**Aim of the task**
Return each line that holds the word "texasbar".

--- Start of Dataset excerpts ---

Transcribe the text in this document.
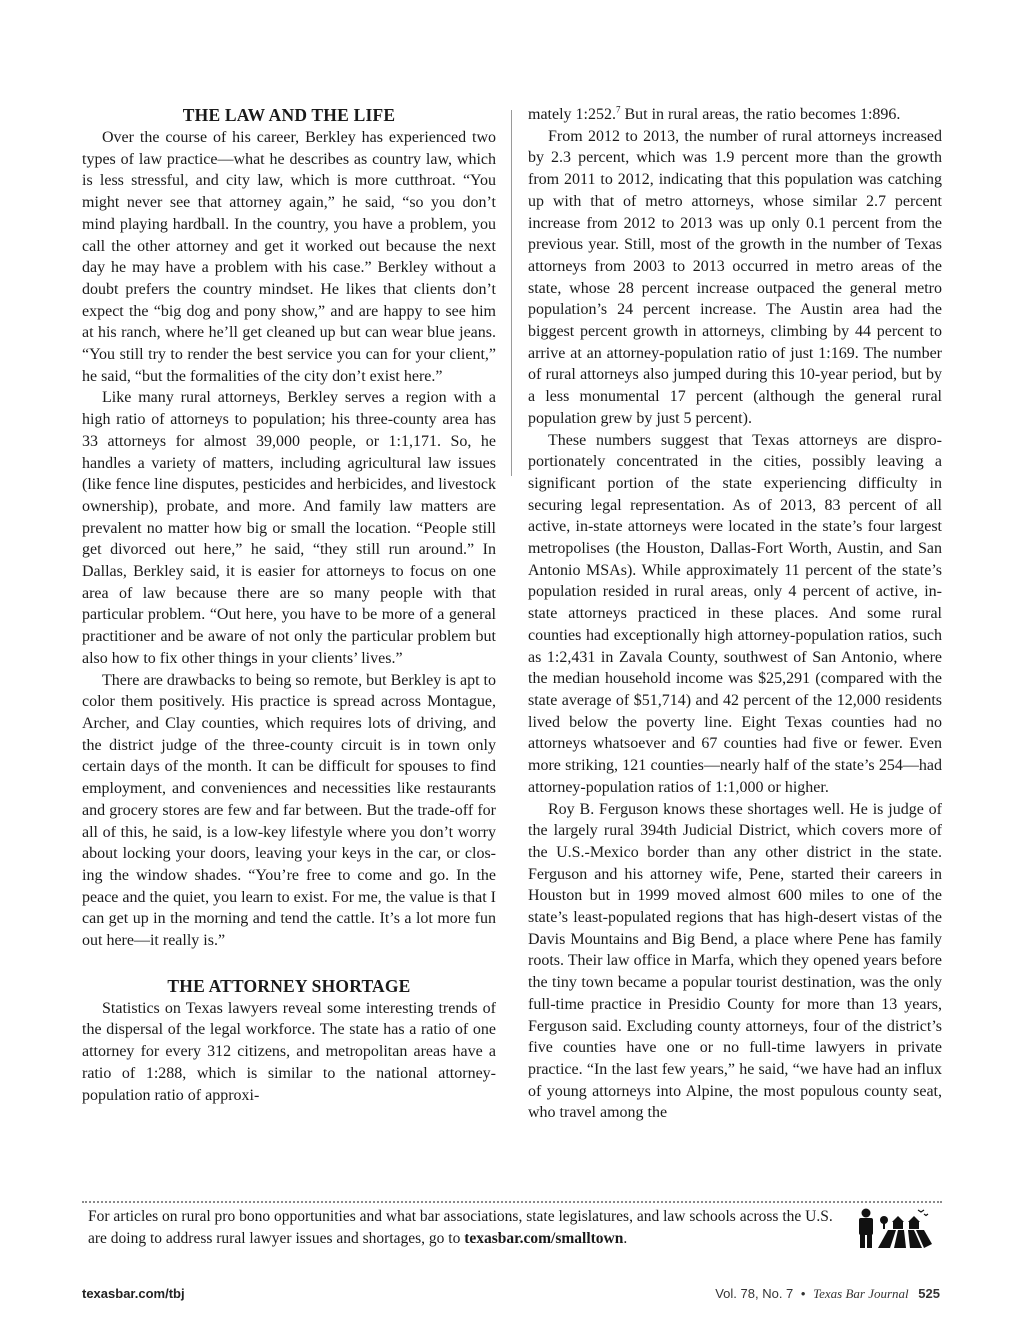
THE LAW AND THE LIFE

Over the course of his career, Berkley has experienced two types of law practice—what he describes as country law, which is less stressful, and city law, which is more cutthroat. “You might never see that attorney again,” he said, “so you don’t mind playing hardball. In the country, you have a problem, you call the other attorney and get it worked out because the next day he may have a problem with his case.” Berkley without a doubt prefers the country mindset. He likes that clients don’t expect the “big dog and pony show,” and are happy to see him at his ranch, where he’ll get cleaned up but can wear blue jeans. “You still try to render the best service you can for your client,” he said, “but the formalities of the city don’t exist here.”

Like many rural attorneys, Berkley serves a region with a high ratio of attorneys to population; his three-county area has 33 attorneys for almost 39,000 people, or 1:1,171. So, he handles a variety of matters, including agricultural law issues (like fence line disputes, pesticides and herbicides, and livestock ownership), probate, and more. And family law matters are prevalent no matter how big or small the location. “People still get divorced out here,” he said, “they still run around.” In Dallas, Berkley said, it is easier for attorneys to focus on one area of law because there are so many people with that particular problem. “Out here, you have to be more of a general practitioner and be aware of not only the particular problem but also how to fix other things in your clients’ lives.”

There are drawbacks to being so remote, but Berkley is apt to color them positively. His practice is spread across Montague, Archer, and Clay counties, which requires lots of driving, and the district judge of the three-county circuit is in town only certain days of the month. It can be difficult for spouses to find employment, and conveniences and necessities like restaurants and grocery stores are few and far between. But the trade-off for all of this, he said, is a low-key lifestyle where you don’t worry about locking your doors, leaving your keys in the car, or closing the window shades. “You’re free to come and go. In the peace and the quiet, you learn to exist. For me, the value is that I can get up in the morning and tend the cattle. It’s a lot more fun out here—it really is.”

THE ATTORNEY SHORTAGE

Statistics on Texas lawyers reveal some interesting trends of the dispersal of the legal workforce. The state has a ratio of one attorney for every 312 citizens, and metropolitan areas have a ratio of 1:288, which is similar to the national attorney-population ratio of approxi-

mately 1:252.$^7$ But in rural areas, the ratio becomes 1:896.

From 2012 to 2013, the number of rural attorneys increased by 2.3 percent, which was 1.9 percent more than the growth from 2011 to 2012, indicating that this population was catching up with that of metro attorneys, whose similar 2.7 percent increase from 2012 to 2013 was up only 0.1 percent from the previous year. Still, most of the growth in the number of Texas attorneys from 2003 to 2013 occurred in metro areas of the state, whose 28 percent increase outpaced the general metro population’s 24 percent increase. The Austin area had the biggest percent growth in attorneys, climbing by 44 percent to arrive at an attorney-population ratio of just 1:169. The number of rural attorneys also jumped during this 10-year period, but by a less monumental 17 percent (although the general rural population grew by just 5 percent).

These numbers suggest that Texas attorneys are disproportionately concentrated in the cities, possibly leaving a significant portion of the state experiencing difficulty in securing legal representation. As of 2013, 83 percent of all active, in-state attorneys were located in the state’s four largest metropolises (the Houston, Dallas-Fort Worth, Austin, and San Antonio MSAs). While approximately 11 percent of the state’s population resided in rural areas, only 4 percent of active, in-state attorneys practiced in these places. And some rural counties had exceptionally high attorney-population ratios, such as 1:2,431 in Zavala County, southwest of San Antonio, where the median household income was $25,291 (compared with the state average of $51,714) and 42 percent of the 12,000 residents lived below the poverty line. Eight Texas counties had no attorneys whatsoever and 67 counties had five or fewer. Even more striking, 121 counties—nearly half of the state’s 254—had attorney-population ratios of 1:1,000 or higher.

Roy B. Ferguson knows these shortages well. He is judge of the largely rural 394th Judicial District, which covers more of the U.S.-Mexico border than any other district in the state. Ferguson and his attorney wife, Pene, started their careers in Houston but in 1999 moved almost 600 miles to one of the state’s least-populated regions that has high-desert vistas of the Davis Mountains and Big Bend, a place where Pene has family roots. Their law office in Marfa, which they opened years before the tiny town became a popular tourist destination, was the only full-time practice in Presidio County for more than 13 years, Ferguson said. Excluding county attorneys, four of the district’s five counties have one or no full-time lawyers in private practice. “In the last few years,” he said, “we have had an influx of young attorneys into Alpine, the most populous county seat, who travel among the

For articles on rural pro bono opportunities and what bar associations, state legislatures, and law schools across the U.S. are doing to address rural lawyer issues and shortages, go to texasbar.com/smalltown.
texasbar.com/tbj	Vol. 78, No. 7 • Texas Bar Journal 525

--- End of Dataset excerpts ---

**Worked answer**
For articles on rural pro bono opportunities and what bar associations, state legislatures, and law schools across the U.S. are doing to address rural lawyer issues and shortages, go to texasbar.com/smalltown.
texasbar.com/tbj	Vol. 78, No. 7 • Texas Bar Journal 525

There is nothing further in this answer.